**Problem statement**
Check each line of the records below and collect those that include the word "Output".
━━ Raw records ━━
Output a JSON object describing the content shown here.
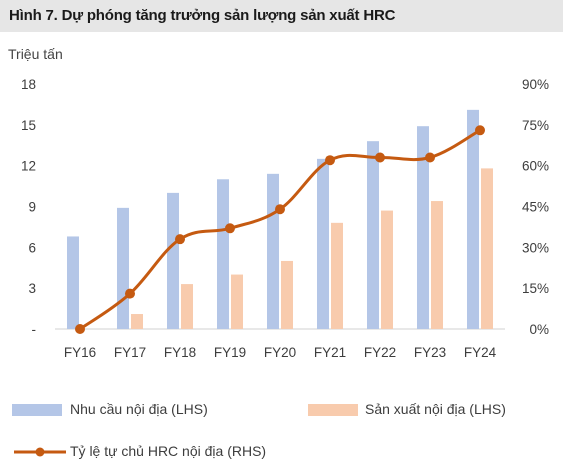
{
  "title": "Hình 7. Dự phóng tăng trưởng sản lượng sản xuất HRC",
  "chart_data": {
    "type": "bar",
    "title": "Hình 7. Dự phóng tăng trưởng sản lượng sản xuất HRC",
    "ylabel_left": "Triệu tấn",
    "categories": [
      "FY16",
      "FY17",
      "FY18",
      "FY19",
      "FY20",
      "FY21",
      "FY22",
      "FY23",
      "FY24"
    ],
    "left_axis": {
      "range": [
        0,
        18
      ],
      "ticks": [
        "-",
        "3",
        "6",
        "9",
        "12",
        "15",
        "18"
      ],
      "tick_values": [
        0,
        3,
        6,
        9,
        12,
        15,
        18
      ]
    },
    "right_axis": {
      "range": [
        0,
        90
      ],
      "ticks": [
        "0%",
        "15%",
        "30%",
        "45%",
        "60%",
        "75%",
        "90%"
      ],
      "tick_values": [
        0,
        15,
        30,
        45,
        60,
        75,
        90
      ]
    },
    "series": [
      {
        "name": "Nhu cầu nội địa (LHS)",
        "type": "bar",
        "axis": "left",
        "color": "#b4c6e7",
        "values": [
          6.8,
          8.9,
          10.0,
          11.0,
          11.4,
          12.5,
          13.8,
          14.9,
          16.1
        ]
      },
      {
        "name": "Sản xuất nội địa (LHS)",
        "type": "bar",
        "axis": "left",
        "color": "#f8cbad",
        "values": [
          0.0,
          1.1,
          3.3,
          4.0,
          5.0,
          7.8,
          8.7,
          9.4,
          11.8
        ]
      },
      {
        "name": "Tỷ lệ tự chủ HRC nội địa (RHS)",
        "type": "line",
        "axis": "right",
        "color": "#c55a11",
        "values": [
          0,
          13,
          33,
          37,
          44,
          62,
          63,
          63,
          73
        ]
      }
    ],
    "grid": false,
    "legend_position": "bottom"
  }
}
━━━
━━ Raw records ━━
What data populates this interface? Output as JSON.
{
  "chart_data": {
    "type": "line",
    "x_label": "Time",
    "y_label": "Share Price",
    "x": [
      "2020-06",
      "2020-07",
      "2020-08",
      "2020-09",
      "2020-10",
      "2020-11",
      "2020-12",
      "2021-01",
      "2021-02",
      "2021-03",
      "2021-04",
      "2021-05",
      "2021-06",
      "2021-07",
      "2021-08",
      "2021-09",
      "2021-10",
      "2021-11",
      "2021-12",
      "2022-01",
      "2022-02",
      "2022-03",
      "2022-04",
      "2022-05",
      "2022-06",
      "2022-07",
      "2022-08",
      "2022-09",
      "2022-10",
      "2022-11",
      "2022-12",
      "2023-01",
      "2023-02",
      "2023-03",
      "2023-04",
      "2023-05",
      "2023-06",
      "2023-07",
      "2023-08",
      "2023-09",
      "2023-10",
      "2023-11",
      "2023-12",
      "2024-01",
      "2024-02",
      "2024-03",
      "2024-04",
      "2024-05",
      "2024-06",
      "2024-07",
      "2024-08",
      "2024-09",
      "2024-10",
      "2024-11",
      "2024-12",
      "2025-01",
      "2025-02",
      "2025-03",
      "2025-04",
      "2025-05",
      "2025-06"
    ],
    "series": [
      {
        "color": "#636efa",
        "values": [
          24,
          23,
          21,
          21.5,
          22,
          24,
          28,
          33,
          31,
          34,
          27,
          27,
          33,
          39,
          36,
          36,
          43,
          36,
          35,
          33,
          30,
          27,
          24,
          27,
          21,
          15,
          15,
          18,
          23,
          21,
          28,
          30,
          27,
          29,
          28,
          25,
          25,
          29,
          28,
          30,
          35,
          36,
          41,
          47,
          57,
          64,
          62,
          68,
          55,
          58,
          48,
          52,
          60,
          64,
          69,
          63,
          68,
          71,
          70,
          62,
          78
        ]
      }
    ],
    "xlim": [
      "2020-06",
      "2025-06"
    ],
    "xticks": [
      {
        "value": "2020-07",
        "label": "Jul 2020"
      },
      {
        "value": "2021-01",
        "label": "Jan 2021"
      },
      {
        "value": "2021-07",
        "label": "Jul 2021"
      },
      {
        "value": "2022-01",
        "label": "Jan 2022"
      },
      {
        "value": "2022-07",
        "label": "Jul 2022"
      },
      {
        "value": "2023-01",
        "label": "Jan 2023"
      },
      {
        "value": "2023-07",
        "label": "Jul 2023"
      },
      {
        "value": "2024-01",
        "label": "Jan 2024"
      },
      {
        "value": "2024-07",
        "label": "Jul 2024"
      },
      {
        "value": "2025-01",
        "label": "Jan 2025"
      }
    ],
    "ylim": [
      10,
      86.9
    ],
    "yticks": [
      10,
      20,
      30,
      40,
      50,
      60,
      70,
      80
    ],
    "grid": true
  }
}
━━━
**Response to this task**
Output a JSON object describing the content shown here.
What data populates this interface? Output as JSON.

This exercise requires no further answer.